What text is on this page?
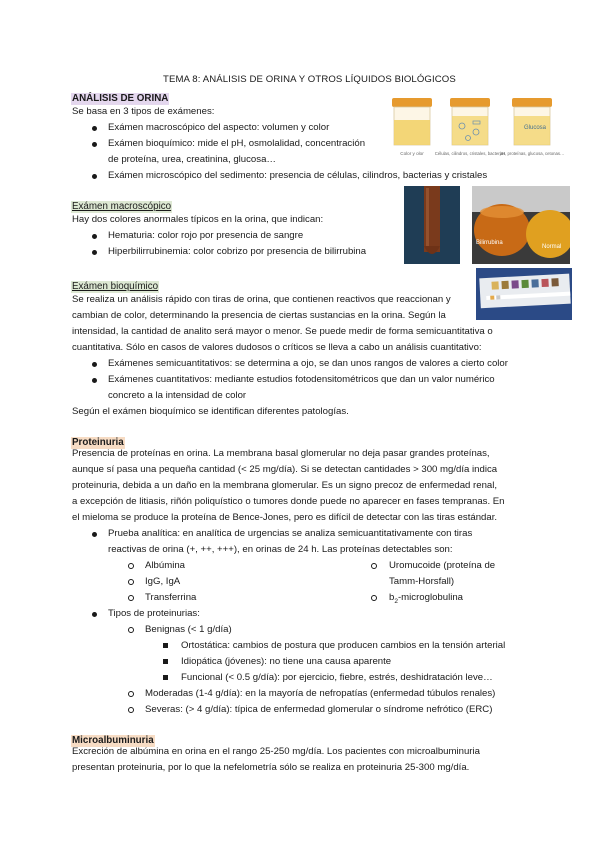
TEMA 8: ANÁLISIS DE ORINA Y OTROS LÍQUIDOS BIOLÓGICOS
ANÁLISIS DE ORINA
Se basa en 3 tipos de exámenes:
Exámen macroscópico del aspecto: volumen y color
Exámen bioquímico: mide el pH, osmolalidad, concentración
de proteína, urea, creatinina, glucosa…
Exámen microscópico del sedimento: presencia de células, cilindros, bacterias y cristales
Glucosa
Color y olor	Células, cilindros, cristales, bacterias
pH, proteínas, glucosa, cetonas…
Exámen macroscópico
Hay dos colores anormales típicos en la orina, que indican:
Hematuria: color rojo por presencia de sangre
Hiperbilirrubinemia: color cobrizo por presencia de bilirrubina
Bilirrubina
Normal
Exámen bioquímico
Se realiza un análisis rápido con tiras de orina, que contienen reactivos que reaccionan y
cambian de color, determinando la presencia de ciertas sustancias en la orina. Según la
intensidad, la cantidad de analito será mayor o menor. Se puede medir de forma semicuantitativa o
cuantitativa. Sólo en casos de valores dudosos o críticos se lleva a cabo un análisis cuantitativo:
Exámenes semicuantitativos: se determina a ojo, se dan unos rangos de valores a cierto color
Exámenes cuantitativos: mediante estudios fotodensitométricos que dan un valor numérico
concreto a la intensidad de color
Según el exámen bioquímico se identifican diferentes patologías.
Proteinuria
Presencia de proteínas en orina. La membrana basal glomerular no deja pasar grandes proteínas,
aunque sí pasa una pequeña cantidad (< 25 mg/día). Si se detectan cantidades > 300 mg/día indica
proteinuria, debida a un daño en la membrana glomerular. Es un signo precoz de enfermedad renal,
a excepción de litiasis, riñón poliquístico o tumores donde puede no aparecer en fases tempranas. En
el mieloma se produce la proteína de Bence-Jones, pero es difícil de detectar con las tiras estándar.
Prueba analítica: en analítica de urgencias se analiza semicuantitativamente con tiras
reactivas de orina (+, ++, +++), en orinas de 24 h. Las proteínas detectables son:
Albúmina
IgG, IgA
Transferrina
Uromucoide (proteína de
Tamm-Horsfall)
$b_2$-microglobulina
Tipos de proteinurias:
Benignas (< 1 g/día)
Ortostática: cambios de postura que producen cambios en la tensión arterial
Idiopática (jóvenes): no tiene una causa aparente
Funcional (< 0.5 g/día): por ejercicio, fiebre, estrés, deshidratación leve…
Moderadas (1-4 g/día): en la mayoría de nefropatías (enfermedad túbulos renales)
Severas: (> 4 g/día): típica de enfermedad glomerular o síndrome nefrótico (ERC)
Microalbuminuria
Excreción de albúmina en orina en el rango 25-250 mg/día. Los pacientes con microalbuminuria
presentan proteinuria, por lo que la nefelometría sólo se realiza en proteinuria 25-300 mg/día.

========

Exercise prompt
Each line of the listing above that contains the word "cilindros" is to be copied.

Task response
Exámen microscópico del sedimento: presencia de células, cilindros, bacterias y cristales
Color y olor	Células, cilindros, cristales, bacterias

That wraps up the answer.